*Aim*.
Please extract everything from the line containing "x-tick-label: 137 [552, 720, 572, 732]" down to the line containing "y-tick-label: 975 [1316, 69, 1336, 81]" in the data below, both ends included, and repeat those lines unchanged.
======== Data supplied
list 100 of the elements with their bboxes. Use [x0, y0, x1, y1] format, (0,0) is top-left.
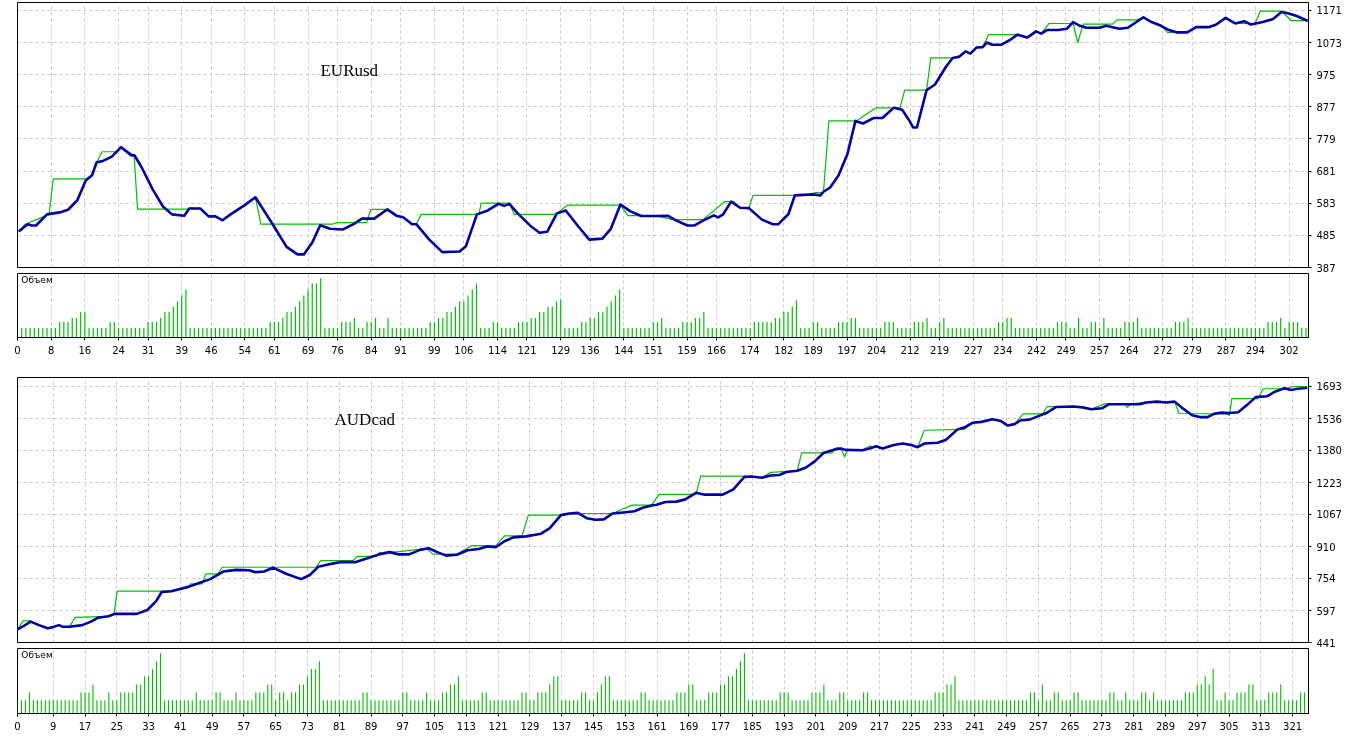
x-tick-label: 137 [552, 720, 572, 732]
x-tick-label: 313 [1251, 720, 1271, 732]
y-tick-label: 1693 [1316, 381, 1342, 393]
chart-title: Объем [21, 275, 53, 286]
x-tick-label: 65 [269, 720, 283, 732]
x-tick-label: 144 [614, 344, 634, 356]
x-tick-label: 249 [997, 720, 1017, 732]
x-tick-label: 105 [425, 720, 445, 732]
x-tick-label: 177 [711, 720, 731, 732]
x-tick-label: 84 [364, 344, 378, 356]
x-tick-label: 185 [742, 720, 762, 732]
x-tick-label: 161 [647, 720, 667, 732]
x-tick-label: 204 [866, 344, 887, 356]
x-tick-label: 0 [14, 344, 21, 356]
x-tick-label: 9 [50, 720, 57, 732]
y-tick-label: 877 [1316, 101, 1336, 113]
x-tick-label: 209 [838, 720, 858, 732]
x-tick-label: 217 [869, 720, 890, 732]
x-tick-label: 272 [1153, 344, 1173, 356]
x-tick-label: 106 [454, 344, 474, 356]
x-tick-label: 273 [1092, 720, 1112, 732]
x-tick-label: 121 [488, 720, 508, 732]
x-tick-label: 297 [1187, 720, 1207, 732]
x-tick-label: 166 [706, 344, 727, 356]
x-tick-label: 265 [1060, 720, 1080, 732]
x-tick-label: 69 [301, 344, 315, 356]
x-tick-label: 61 [267, 344, 281, 356]
x-tick-label: 16 [78, 344, 92, 356]
y-tick-label: 1073 [1316, 37, 1342, 49]
y-tick-label: 1380 [1316, 445, 1342, 457]
x-tick-label: 129 [520, 720, 540, 732]
y-tick-label: 441 [1316, 637, 1336, 649]
x-tick-label: 113 [456, 720, 476, 732]
x-tick-label: 212 [900, 344, 920, 356]
x-tick-label: 33 [142, 720, 155, 732]
y-tick-label: 975 [1316, 69, 1336, 81]
y-tick-label: 583 [1316, 198, 1336, 210]
x-tick-label: 249 [1056, 344, 1076, 356]
x-tick-label: 91 [394, 344, 408, 356]
text: AUDcad [334, 409, 396, 429]
x-tick-label: 233 [933, 720, 953, 732]
x-tick-label: 39 [175, 344, 189, 356]
x-tick-label: 201 [806, 720, 826, 732]
x-tick-label: 289 [1155, 720, 1176, 732]
y-tick-label: 597 [1316, 605, 1336, 617]
x-tick-label: 81 [332, 720, 346, 732]
x-tick-label: 169 [679, 720, 699, 732]
x-tick-label: 281 [1124, 720, 1144, 732]
x-tick-label: 8 [48, 344, 55, 356]
x-tick-label: 129 [551, 344, 571, 356]
x-tick-label: 305 [1219, 720, 1239, 732]
y-tick-label: 1171 [1316, 5, 1342, 17]
x-tick-label: 159 [677, 344, 697, 356]
x-tick-label: 257 [1090, 344, 1110, 356]
x-tick-label: 99 [428, 344, 441, 356]
x-tick-label: 287 [1216, 344, 1236, 356]
x-tick-label: 225 [901, 720, 921, 732]
x-tick-label: 302 [1279, 344, 1299, 356]
x-tick-label: 24 [112, 344, 125, 356]
x-tick-label: 219 [930, 344, 950, 356]
x-tick-label: 0 [14, 720, 21, 732]
x-tick-label: 294 [1245, 344, 1265, 356]
x-tick-label: 321 [1283, 720, 1303, 732]
y-tick-label: 779 [1316, 133, 1336, 145]
x-tick-label: 25 [110, 720, 124, 732]
x-tick-label: 73 [301, 720, 314, 732]
x-tick-label: 46 [204, 344, 218, 356]
x-tick-label: 145 [583, 720, 604, 732]
x-tick-label: 242 [1026, 344, 1047, 356]
x-tick-label: 151 [643, 344, 663, 356]
x-tick-label: 97 [396, 720, 410, 732]
x-tick-label: 241 [965, 720, 985, 732]
x-tick-label: 279 [1182, 344, 1202, 356]
x-tick-label: 227 [963, 344, 983, 356]
x-tick-label: 114 [487, 344, 508, 356]
text: EURusd [320, 61, 379, 81]
x-tick-label: 182 [774, 344, 794, 356]
x-tick-label: 57 [237, 720, 251, 732]
y-tick-label: 754 [1316, 573, 1336, 585]
y-tick-label: 387 [1316, 262, 1336, 274]
x-tick-label: 17 [78, 720, 92, 732]
x-tick-label: 174 [740, 344, 760, 356]
y-tick-label: 1536 [1316, 413, 1342, 425]
x-tick-label: 264 [1119, 344, 1139, 356]
y-tick-label: 1223 [1316, 477, 1342, 489]
y-tick-label: 910 [1316, 541, 1336, 553]
x-tick-label: 76 [331, 344, 344, 356]
x-tick-label: 136 [580, 344, 600, 356]
x-tick-label: 234 [993, 344, 1013, 356]
x-tick-label: 49 [205, 720, 219, 732]
chart-title: Объем [21, 650, 53, 661]
x-tick-label: 257 [1028, 720, 1048, 732]
x-tick-label: 189 [803, 344, 823, 356]
x-tick-label: 89 [364, 720, 378, 732]
y-tick-label: 1067 [1316, 509, 1342, 521]
x-tick-label: 41 [174, 720, 187, 732]
y-tick-label: 485 [1316, 230, 1336, 242]
x-tick-label: 193 [774, 720, 794, 732]
x-tick-label: 121 [517, 344, 537, 356]
x-tick-label: 54 [238, 344, 252, 356]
================
*Task result*.
x-tick-label: 137 [552, 720, 572, 732]
x-tick-label: 313 [1251, 720, 1271, 732]
y-tick-label: 1693 [1316, 381, 1342, 393]
chart-title: Объем [21, 275, 53, 286]
x-tick-label: 65 [269, 720, 283, 732]
x-tick-label: 144 [614, 344, 634, 356]
x-tick-label: 249 [997, 720, 1017, 732]
x-tick-label: 105 [425, 720, 445, 732]
x-tick-label: 177 [711, 720, 731, 732]
x-tick-label: 84 [364, 344, 378, 356]
x-tick-label: 185 [742, 720, 762, 732]
x-tick-label: 161 [647, 720, 667, 732]
x-tick-label: 204 [866, 344, 887, 356]
x-tick-label: 0 [14, 344, 21, 356]
x-tick-label: 9 [50, 720, 57, 732]
y-tick-label: 877 [1316, 101, 1336, 113]
x-tick-label: 209 [838, 720, 858, 732]
x-tick-label: 217 [869, 720, 890, 732]
x-tick-label: 272 [1153, 344, 1173, 356]
x-tick-label: 106 [454, 344, 474, 356]
x-tick-label: 273 [1092, 720, 1112, 732]
x-tick-label: 121 [488, 720, 508, 732]
x-tick-label: 297 [1187, 720, 1207, 732]
x-tick-label: 166 [706, 344, 727, 356]
x-tick-label: 265 [1060, 720, 1080, 732]
x-tick-label: 69 [301, 344, 315, 356]
x-tick-label: 61 [267, 344, 281, 356]
x-tick-label: 16 [78, 344, 92, 356]
y-tick-label: 1073 [1316, 37, 1342, 49]
y-tick-label: 1380 [1316, 445, 1342, 457]
x-tick-label: 129 [520, 720, 540, 732]
y-tick-label: 441 [1316, 637, 1336, 649]
x-tick-label: 113 [456, 720, 476, 732]
x-tick-label: 212 [900, 344, 920, 356]
x-tick-label: 33 [142, 720, 155, 732]
y-tick-label: 975 [1316, 69, 1336, 81]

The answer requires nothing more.